2021-06-26
『景岳全書』からの痞疾の医案になります。ちょっと長文ですが,それ程難しくないと思いますので,気楽に読んでみましょう。
触診により章門穴が痞えていることを見抜いて治療しています。
余①嘗治一姻家子,年力正壮,素日②飲酒,亦多失飢傷飽。一日偶因飯後脇肋大痛,自服行気化滞等薬,復用吐法,尽出飲食,吐後逆気上升,脇痛雖止,而上壅胸膈,脹痛更甚,且加嘔吐。余用行滞破気等薬,嘔痛漸止,而左乳胸肋之下,結聚一塊,脹実拒按,臍腹隔閉,不能下達,毎于戌,亥,子,丑之時③,則脹不可当。因其嘔吐既止,已可用下,凡大黄,芒硝,棱,莪,巴豆等薬,及蘿卜子,朴硝,大蒜,橘叶搗罨等法,無所不尽,毫不能效,而愈攻愈脹,因疑為脾気受傷,用補尤覚不便,湯水不入者凡二十余日,無計可施,窘劇待斃,只得用手揉按其処。彼云肋下一点,按着則痛連胸腹,及細為揣摸,則正在章門穴也。章門為脾之募,為臓之会,且乳下肋間,正属虚裏大絡,乃胃気所出之道路,而気実通于章門,余因悟其日軽夜重,本非有形之積,而按此連彼,則病在気分無疑也。但用湯薬,以治気病,本非不善,然経火則気散,而力有不及矣。乃制神香散,使日服三四次,兼用艾火灸章門十四壮,以逐散其結滞之胃気,不三日脹果漸平,食乃漸進,始得保全,(張景岳④『景岳全書』⑤)
【注釈】
①余:張景岳を指す。
②素日:平素,普段。
③戌,亥,子,丑之時:戌の時は19:00~21:00,亥の時は21:00~23:00,子の時は23:00~1:00,丑の時は1:00~3:00
④張景岳:張介賓(1563~1640)。
⑤『景岳全書』:張景岳により1624年成書となる。「陽は有余にあらず,真陰が不足する」なる理論を提起した。

## [学習課題]
a – 景岳全書の医案のうち、「触診により章門穴が痞えていることを見抜いて治療しています。」から「進,始得保全,(張景岳④『景岳全書』⑤)」までを、その語句も含めて一字も変えずに書き写せ。
b – 景岳全書の医案の注釈によると、『景岳全書』は何年に成書となったか。
項目を参照する必要はない。

[収集したデータ項目]
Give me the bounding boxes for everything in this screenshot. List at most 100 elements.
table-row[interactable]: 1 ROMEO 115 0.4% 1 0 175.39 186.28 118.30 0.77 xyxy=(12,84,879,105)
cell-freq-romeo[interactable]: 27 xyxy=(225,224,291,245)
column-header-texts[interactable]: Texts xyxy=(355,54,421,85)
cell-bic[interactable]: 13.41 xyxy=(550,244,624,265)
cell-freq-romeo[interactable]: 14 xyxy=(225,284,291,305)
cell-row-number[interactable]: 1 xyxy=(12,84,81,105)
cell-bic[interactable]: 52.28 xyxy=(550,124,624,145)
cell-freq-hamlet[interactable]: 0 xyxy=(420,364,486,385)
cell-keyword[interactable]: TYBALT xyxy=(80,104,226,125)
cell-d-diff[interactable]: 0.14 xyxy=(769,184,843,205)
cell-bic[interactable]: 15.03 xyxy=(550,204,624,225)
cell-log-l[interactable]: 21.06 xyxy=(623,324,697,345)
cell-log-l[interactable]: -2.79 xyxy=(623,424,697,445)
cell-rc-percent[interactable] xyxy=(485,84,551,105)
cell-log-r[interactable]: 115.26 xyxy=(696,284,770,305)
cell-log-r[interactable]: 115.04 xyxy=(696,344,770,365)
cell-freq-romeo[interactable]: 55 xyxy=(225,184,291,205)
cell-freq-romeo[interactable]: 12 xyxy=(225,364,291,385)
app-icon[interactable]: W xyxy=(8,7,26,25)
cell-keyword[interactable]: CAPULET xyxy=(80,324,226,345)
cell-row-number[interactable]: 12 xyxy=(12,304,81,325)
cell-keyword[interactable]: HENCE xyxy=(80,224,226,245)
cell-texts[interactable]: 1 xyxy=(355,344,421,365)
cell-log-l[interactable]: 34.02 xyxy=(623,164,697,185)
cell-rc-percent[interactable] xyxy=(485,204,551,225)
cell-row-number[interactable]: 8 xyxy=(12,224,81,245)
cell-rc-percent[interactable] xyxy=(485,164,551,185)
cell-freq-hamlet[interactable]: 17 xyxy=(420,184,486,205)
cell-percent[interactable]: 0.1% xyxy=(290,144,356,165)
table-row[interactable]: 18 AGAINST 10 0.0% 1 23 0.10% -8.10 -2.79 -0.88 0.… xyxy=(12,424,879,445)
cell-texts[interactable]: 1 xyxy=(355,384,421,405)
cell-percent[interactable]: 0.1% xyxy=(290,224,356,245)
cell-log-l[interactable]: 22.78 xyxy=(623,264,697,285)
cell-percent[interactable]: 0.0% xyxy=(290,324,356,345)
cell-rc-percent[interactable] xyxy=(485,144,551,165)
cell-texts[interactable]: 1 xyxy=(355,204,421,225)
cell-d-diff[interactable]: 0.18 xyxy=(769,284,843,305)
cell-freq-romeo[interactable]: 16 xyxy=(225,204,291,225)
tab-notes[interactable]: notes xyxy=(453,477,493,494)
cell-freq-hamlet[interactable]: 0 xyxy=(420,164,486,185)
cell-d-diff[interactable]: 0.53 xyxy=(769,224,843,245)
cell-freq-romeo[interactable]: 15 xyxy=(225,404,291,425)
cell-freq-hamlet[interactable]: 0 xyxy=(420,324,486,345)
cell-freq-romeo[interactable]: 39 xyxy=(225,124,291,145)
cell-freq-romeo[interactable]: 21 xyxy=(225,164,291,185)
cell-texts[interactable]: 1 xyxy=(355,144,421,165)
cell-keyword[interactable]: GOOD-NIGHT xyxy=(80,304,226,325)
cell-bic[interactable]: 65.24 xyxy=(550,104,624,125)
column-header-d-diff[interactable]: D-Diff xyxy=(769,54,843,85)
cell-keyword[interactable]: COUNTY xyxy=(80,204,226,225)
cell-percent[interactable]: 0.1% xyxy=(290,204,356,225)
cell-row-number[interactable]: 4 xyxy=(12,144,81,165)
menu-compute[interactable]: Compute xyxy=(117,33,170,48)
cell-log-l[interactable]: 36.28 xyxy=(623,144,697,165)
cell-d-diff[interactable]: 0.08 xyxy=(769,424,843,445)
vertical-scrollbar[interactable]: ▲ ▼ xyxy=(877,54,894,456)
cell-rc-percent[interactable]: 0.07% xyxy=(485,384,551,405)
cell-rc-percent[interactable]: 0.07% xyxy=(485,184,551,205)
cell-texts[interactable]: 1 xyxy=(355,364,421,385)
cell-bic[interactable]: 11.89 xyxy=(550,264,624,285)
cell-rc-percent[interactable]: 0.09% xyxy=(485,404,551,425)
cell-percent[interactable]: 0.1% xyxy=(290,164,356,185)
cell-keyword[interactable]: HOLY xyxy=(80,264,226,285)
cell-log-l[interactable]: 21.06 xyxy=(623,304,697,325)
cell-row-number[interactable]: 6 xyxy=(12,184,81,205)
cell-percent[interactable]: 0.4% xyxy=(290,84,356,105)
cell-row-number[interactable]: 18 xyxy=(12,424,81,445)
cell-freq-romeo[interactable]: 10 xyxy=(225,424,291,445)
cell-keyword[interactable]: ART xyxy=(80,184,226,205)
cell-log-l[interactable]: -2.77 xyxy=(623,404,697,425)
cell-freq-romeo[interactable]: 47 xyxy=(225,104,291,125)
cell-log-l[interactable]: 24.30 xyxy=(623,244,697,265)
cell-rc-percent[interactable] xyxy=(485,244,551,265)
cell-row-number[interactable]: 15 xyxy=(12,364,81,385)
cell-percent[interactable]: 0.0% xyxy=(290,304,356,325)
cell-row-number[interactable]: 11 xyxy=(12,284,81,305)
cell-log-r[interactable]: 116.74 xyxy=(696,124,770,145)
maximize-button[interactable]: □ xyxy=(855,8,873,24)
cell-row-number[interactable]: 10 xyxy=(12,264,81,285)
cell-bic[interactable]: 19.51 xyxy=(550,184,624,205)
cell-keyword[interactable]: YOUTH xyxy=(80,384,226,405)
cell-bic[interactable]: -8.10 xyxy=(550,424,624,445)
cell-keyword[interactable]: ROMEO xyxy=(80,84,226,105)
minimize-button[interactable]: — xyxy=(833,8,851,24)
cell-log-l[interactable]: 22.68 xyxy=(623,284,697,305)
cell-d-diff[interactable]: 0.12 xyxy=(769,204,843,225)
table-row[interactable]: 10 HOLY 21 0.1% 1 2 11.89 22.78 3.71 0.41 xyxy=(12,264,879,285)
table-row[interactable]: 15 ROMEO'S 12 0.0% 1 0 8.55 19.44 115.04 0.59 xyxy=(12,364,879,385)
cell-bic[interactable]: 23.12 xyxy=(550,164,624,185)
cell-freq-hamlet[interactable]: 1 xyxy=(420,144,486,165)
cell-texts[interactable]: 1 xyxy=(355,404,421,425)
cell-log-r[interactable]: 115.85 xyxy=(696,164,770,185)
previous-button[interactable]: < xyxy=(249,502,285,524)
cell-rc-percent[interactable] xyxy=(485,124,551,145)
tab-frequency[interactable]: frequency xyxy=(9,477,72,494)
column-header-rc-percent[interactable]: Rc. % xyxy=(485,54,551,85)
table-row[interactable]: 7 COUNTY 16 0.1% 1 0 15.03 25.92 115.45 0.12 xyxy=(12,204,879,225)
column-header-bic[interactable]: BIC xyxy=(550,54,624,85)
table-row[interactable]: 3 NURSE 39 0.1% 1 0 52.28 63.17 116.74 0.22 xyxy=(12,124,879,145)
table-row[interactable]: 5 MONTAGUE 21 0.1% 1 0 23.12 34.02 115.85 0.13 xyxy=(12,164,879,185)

## [課題ごとの解答]
a –
触診により章門穴が痞えていることを見抜いて治療しています。
余①嘗治一姻家子,年力正壮,素日②飲酒,亦多失飢傷飽。一日偶因飯後脇肋大痛,自服行気化滞等薬,復用吐法,尽出飲食,吐後逆気上升,脇痛雖止,而上壅胸膈,脹痛更甚,且加嘔吐。余用行滞破気等薬,嘔痛漸止,而左乳胸肋之下,結聚一塊,脹実拒按,臍腹隔閉,不能下達,毎于戌,亥,子,丑之時③,則脹不可当。因其嘔吐既止,已可用下,凡大黄,芒硝,棱,莪,巴豆等薬,及蘿卜子,朴硝,大蒜,橘叶搗罨等法,無所不尽,毫不能效,而愈攻愈脹,因疑為脾気受傷,用補尤覚不便,湯水不入者凡二十余日,無計可施,窘劇待斃,只得用手揉按其処。彼云肋下一点,按着則痛連胸腹,及細為揣摸,則正在章門穴也。章門為脾之募,為臓之会,且乳下肋間,正属虚裏大絡,乃胃気所出之道路,而気実通于章門,余因悟其日軽夜重,本非有形之積,而按此連彼,則病在気分無疑也。但用湯薬,以治気病,本非不善,然経火則気散,而力有不及矣。乃制神香散,使日服三四次,兼用艾火灸章門十四壮,以逐散其結滞之胃気,不三日脹果漸平,食乃漸進,始得保全,(張景岳④『景岳全書』⑤)

b – 1624年である。